◆ Objective:
Every record must be repeated exactly, with no omission.

◆ Data for processing:
* start *
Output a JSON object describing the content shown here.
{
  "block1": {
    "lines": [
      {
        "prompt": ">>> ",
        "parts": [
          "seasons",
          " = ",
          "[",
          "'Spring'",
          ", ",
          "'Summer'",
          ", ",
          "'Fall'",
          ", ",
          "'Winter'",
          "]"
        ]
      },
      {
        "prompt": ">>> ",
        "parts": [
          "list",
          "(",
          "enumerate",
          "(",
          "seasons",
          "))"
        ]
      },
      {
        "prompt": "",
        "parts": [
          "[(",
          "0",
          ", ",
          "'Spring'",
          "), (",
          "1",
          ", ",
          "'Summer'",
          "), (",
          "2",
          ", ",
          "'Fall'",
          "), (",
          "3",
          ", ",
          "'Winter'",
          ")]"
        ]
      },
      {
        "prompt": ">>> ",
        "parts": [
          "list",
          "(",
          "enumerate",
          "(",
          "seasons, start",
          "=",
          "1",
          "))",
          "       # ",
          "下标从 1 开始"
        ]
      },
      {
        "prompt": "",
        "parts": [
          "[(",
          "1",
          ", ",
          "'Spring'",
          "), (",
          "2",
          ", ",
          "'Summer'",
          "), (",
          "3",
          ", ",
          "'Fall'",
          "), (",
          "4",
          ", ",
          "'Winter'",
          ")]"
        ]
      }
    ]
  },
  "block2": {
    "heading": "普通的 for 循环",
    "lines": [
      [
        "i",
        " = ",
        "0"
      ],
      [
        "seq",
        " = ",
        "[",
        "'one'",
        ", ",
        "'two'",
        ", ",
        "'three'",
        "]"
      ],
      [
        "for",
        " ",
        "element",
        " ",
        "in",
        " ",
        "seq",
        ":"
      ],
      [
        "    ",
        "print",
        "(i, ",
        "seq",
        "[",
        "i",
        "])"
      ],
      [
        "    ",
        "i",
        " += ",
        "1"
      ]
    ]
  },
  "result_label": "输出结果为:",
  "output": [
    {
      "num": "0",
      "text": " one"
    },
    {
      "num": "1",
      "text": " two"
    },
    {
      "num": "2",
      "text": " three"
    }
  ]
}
* end *
◆ Task output:
Output a JSON object describing the content shown here.
{
  "block1": {
    "lines": [
      {
        "prompt": ">>> ",
        "parts": [
          "seasons",
          " = ",
          "[",
          "'Spring'",
          ", ",
          "'Summer'",
          ", ",
          "'Fall'",
          ", ",
          "'Winter'",
          "]"
        ]
      },
      {
        "prompt": ">>> ",
        "parts": [
          "list",
          "(",
          "enumerate",
          "(",
          "seasons",
          "))"
        ]
      },
      {
        "prompt": "",
        "parts": [
          "[(",
          "0",
          ", ",
          "'Spring'",
          "), (",
          "1",
          ", ",
          "'Summer'",
          "), (",
          "2",
          ", ",
          "'Fall'",
          "), (",
          "3",
          ", ",
          "'Winter'",
          ")]"
        ]
      },
      {
        "prompt": ">>> ",
        "parts": [
          "list",
          "(",
          "enumerate",
          "(",
          "seasons, start",
          "=",
          "1",
          "))",
          "       # ",
          "下标从 1 开始"
        ]
      },
      {
        "prompt": "",
        "parts": [
          "[(",
          "1",
          ", ",
          "'Spring'",
          "), (",
          "2",
          ", ",
          "'Summer'",
          "), (",
          "3",
          ", ",
          "'Fall'",
          "), (",
          "4",
          ", ",
          "'Winter'",
          ")]"
        ]
      }
    ]
  },
  "block2": {
    "heading": "普通的 for 循环",
    "lines": [
      [
        "i",
        " = ",
        "0"
      ],
      [
        "seq",
        " = ",
        "[",
        "'one'",
        ", ",
        "'two'",
        ", ",
        "'three'",
        "]"
      ],
      [
        "for",
        " ",
        "element",
        " ",
        "in",
        " ",
        "seq",
        ":"
      ],
      [
        "    ",
        "print",
        "(i, ",
        "seq",
        "[",
        "i",
        "])"
      ],
      [
        "    ",
        "i",
        " += ",
        "1"
      ]
    ]
  },
  "result_label": "输出结果为:",
  "output": [
    {
      "num": "0",
      "text": " one"
    },
    {
      "num": "1",
      "text": " two"
    },
    {
      "num": "2",
      "text": " three"
    }
  ]
}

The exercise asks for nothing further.